▸ PROVIDED MATERIAL:
* Begin *

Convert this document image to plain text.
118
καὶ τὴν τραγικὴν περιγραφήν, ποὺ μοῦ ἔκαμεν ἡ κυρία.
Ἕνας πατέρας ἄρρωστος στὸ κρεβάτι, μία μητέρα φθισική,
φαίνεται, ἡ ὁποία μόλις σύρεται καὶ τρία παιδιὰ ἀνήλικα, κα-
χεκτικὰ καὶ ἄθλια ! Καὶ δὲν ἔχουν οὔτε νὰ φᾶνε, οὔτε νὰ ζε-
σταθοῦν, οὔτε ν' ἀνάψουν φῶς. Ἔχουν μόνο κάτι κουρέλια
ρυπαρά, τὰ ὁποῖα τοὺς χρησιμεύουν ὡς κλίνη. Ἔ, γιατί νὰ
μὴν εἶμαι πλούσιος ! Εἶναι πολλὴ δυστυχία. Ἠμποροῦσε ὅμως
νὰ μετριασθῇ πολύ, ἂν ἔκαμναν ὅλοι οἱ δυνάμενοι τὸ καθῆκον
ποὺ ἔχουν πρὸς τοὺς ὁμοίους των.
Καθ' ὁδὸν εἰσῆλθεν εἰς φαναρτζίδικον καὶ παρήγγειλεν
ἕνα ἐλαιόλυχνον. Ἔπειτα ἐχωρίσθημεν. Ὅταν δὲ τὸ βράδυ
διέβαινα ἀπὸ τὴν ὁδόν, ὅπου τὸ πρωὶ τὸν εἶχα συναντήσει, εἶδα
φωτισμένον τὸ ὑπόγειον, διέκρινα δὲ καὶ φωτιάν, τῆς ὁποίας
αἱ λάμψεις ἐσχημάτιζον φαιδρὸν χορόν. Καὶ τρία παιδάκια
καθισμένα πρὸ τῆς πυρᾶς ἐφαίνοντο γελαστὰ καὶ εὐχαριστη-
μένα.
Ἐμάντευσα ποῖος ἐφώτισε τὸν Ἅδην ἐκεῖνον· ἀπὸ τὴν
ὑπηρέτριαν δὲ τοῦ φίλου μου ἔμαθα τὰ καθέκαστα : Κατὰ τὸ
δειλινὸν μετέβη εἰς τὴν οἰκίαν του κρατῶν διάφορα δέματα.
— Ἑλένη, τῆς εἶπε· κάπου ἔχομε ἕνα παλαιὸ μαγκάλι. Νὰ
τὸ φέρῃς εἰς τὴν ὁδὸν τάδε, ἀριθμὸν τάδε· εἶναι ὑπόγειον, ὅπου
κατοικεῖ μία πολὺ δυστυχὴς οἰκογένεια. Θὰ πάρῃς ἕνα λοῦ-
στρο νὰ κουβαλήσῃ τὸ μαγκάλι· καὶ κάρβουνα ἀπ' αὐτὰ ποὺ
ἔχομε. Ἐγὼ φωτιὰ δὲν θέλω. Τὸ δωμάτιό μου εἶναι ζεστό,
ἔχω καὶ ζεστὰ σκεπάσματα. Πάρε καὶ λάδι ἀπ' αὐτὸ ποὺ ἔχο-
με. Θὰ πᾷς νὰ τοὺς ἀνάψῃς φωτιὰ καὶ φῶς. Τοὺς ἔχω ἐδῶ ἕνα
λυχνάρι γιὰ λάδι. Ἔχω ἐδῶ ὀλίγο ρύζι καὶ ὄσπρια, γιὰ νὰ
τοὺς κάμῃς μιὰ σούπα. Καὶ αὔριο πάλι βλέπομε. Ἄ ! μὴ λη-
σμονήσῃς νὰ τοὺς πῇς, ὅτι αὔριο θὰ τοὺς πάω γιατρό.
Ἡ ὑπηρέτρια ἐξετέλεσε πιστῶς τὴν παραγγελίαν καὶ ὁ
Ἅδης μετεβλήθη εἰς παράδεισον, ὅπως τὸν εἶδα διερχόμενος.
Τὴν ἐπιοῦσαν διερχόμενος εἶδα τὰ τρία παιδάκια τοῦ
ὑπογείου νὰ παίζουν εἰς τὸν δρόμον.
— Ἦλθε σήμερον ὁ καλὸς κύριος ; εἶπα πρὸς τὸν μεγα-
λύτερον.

* End *

▸ EXERCISE PROMPT:
Take every line from the data that contains the word "τρία".

▸ FULL SOLUTION:
φαίνεται, ἡ ὁποία μόλις σύρεται καὶ τρία παιδιὰ ἀνήλικα, κα-
αἱ λάμψεις ἐσχημάτιζον φαιδρὸν χορόν. Καὶ τρία παιδάκια
Τὴν ἐπιοῦσαν διερχόμενος εἶδα τὰ τρία παιδάκια τοῦ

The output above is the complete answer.